[Dataset rows about figures]
____________
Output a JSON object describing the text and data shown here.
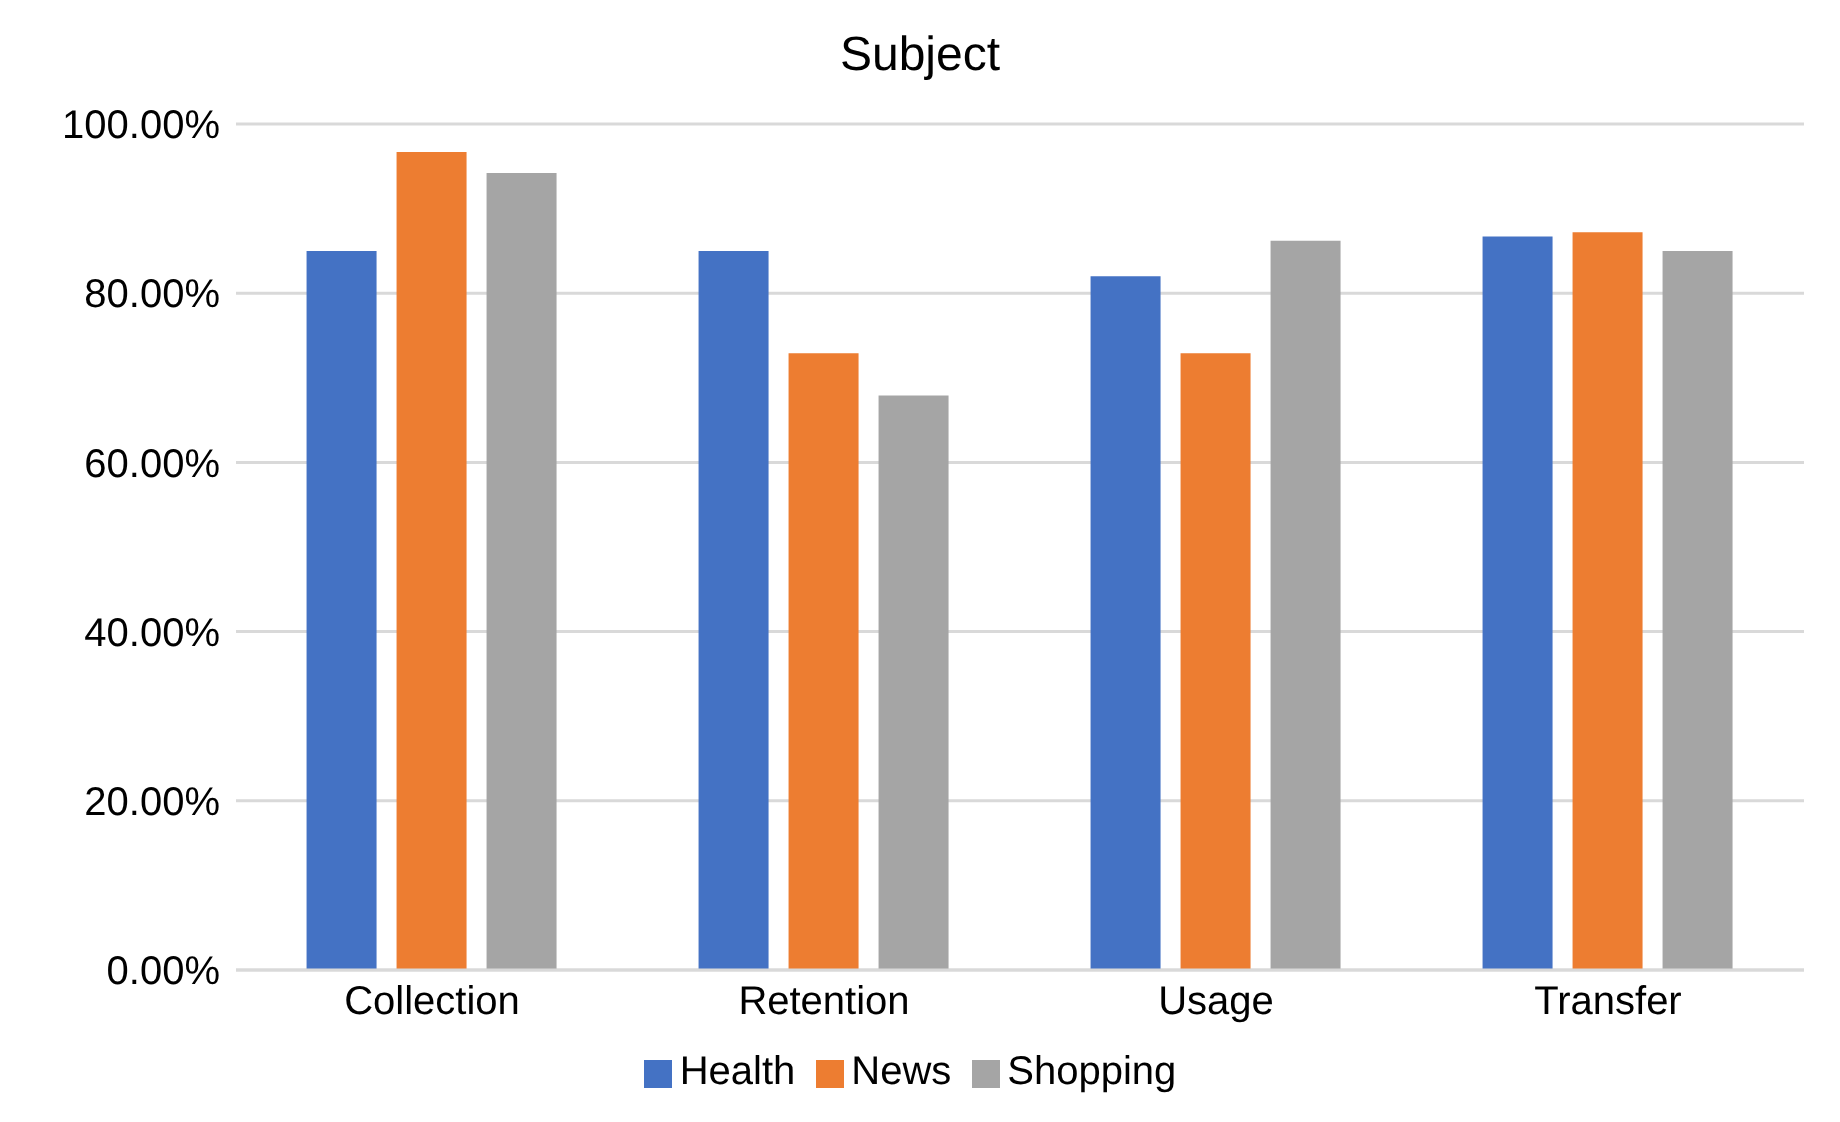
{
  "chart_data": {
    "type": "bar",
    "title": "Subject",
    "categories": [
      "Collection",
      "Retention",
      "Usage",
      "Transfer"
    ],
    "series": [
      {
        "name": "Health",
        "color": "#4472c4",
        "values": [
          85.0,
          85.0,
          82.0,
          86.7
        ]
      },
      {
        "name": "News",
        "color": "#ed7d31",
        "values": [
          96.7,
          72.9,
          72.9,
          87.2
        ]
      },
      {
        "name": "Shopping",
        "color": "#a5a5a5",
        "values": [
          94.2,
          67.9,
          86.2,
          85.0
        ]
      }
    ],
    "ylim": [
      0,
      100
    ],
    "yticks": [
      {
        "value": 0,
        "label": "0.00%"
      },
      {
        "value": 20,
        "label": "20.00%"
      },
      {
        "value": 40,
        "label": "40.00%"
      },
      {
        "value": 60,
        "label": "60.00%"
      },
      {
        "value": 80,
        "label": "80.00%"
      },
      {
        "value": 100,
        "label": "100.00%"
      }
    ],
    "grid": "y",
    "legend": "bottom"
  }
}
____________
Problem requirements — Restate each entry word for word, leaving out any pictures.

Full response —
Output a JSON object describing the text and data shown here.
{
  "chart_data": {
    "type": "bar",
    "title": "Subject",
    "categories": [
      "Collection",
      "Retention",
      "Usage",
      "Transfer"
    ],
    "series": [
      {
        "name": "Health",
        "color": "#4472c4",
        "values": [
          85.0,
          85.0,
          82.0,
          86.7
        ]
      },
      {
        "name": "News",
        "color": "#ed7d31",
        "values": [
          96.7,
          72.9,
          72.9,
          87.2
        ]
      },
      {
        "name": "Shopping",
        "color": "#a5a5a5",
        "values": [
          94.2,
          67.9,
          86.2,
          85.0
        ]
      }
    ],
    "ylim": [
      0,
      100
    ],
    "yticks": [
      {
        "value": 0,
        "label": "0.00%"
      },
      {
        "value": 20,
        "label": "20.00%"
      },
      {
        "value": 40,
        "label": "40.00%"
      },
      {
        "value": 60,
        "label": "60.00%"
      },
      {
        "value": 80,
        "label": "80.00%"
      },
      {
        "value": 100,
        "label": "100.00%"
      }
    ],
    "grid": "y",
    "legend": "bottom"
  }
}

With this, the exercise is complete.